__EXERCISE BRIEF__.
All of the records below must be output exactly, with no pictures carried over.

__SUPPLIED DATA__.
==================================================

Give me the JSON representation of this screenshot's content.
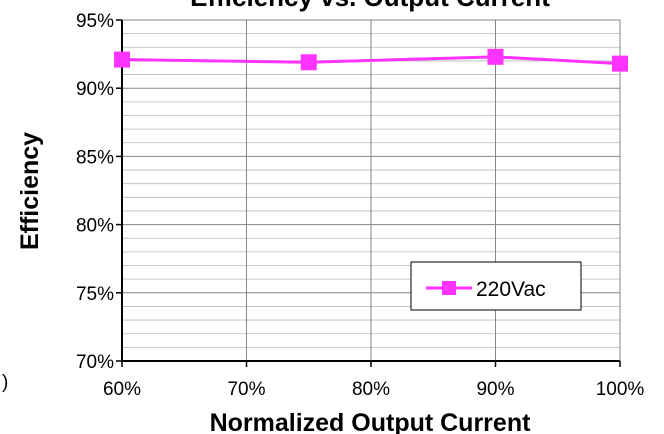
{
  "chart_data": {
    "type": "line",
    "title": "Efficiency vs. Output Current",
    "xlabel": "Normalized Output Current",
    "ylabel": "Efficiency",
    "xlim": [
      60,
      100
    ],
    "ylim": [
      70,
      95
    ],
    "x_ticks": [
      "60%",
      "70%",
      "80%",
      "90%",
      "100%"
    ],
    "y_ticks": [
      "70%",
      "75%",
      "80%",
      "85%",
      "90%",
      "95%"
    ],
    "grid": true,
    "legend_position": "bottom-right",
    "series": [
      {
        "name": "220Vac",
        "color": "#ff33ff",
        "marker": "square",
        "x": [
          60,
          75,
          90,
          100
        ],
        "y": [
          92.1,
          91.9,
          92.3,
          91.8
        ]
      }
    ]
  },
  "stray_mark": ")"
}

==================================================

__FINAL RESULT__.
Give me the JSON representation of this screenshot's content.
{
  "chart_data": {
    "type": "line",
    "title": "Efficiency vs. Output Current",
    "xlabel": "Normalized Output Current",
    "ylabel": "Efficiency",
    "xlim": [
      60,
      100
    ],
    "ylim": [
      70,
      95
    ],
    "x_ticks": [
      "60%",
      "70%",
      "80%",
      "90%",
      "100%"
    ],
    "y_ticks": [
      "70%",
      "75%",
      "80%",
      "85%",
      "90%",
      "95%"
    ],
    "grid": true,
    "legend_position": "bottom-right",
    "series": [
      {
        "name": "220Vac",
        "color": "#ff33ff",
        "marker": "square",
        "x": [
          60,
          75,
          90,
          100
        ],
        "y": [
          92.1,
          91.9,
          92.3,
          91.8
        ]
      }
    ]
  },
  "stray_mark": ")"
}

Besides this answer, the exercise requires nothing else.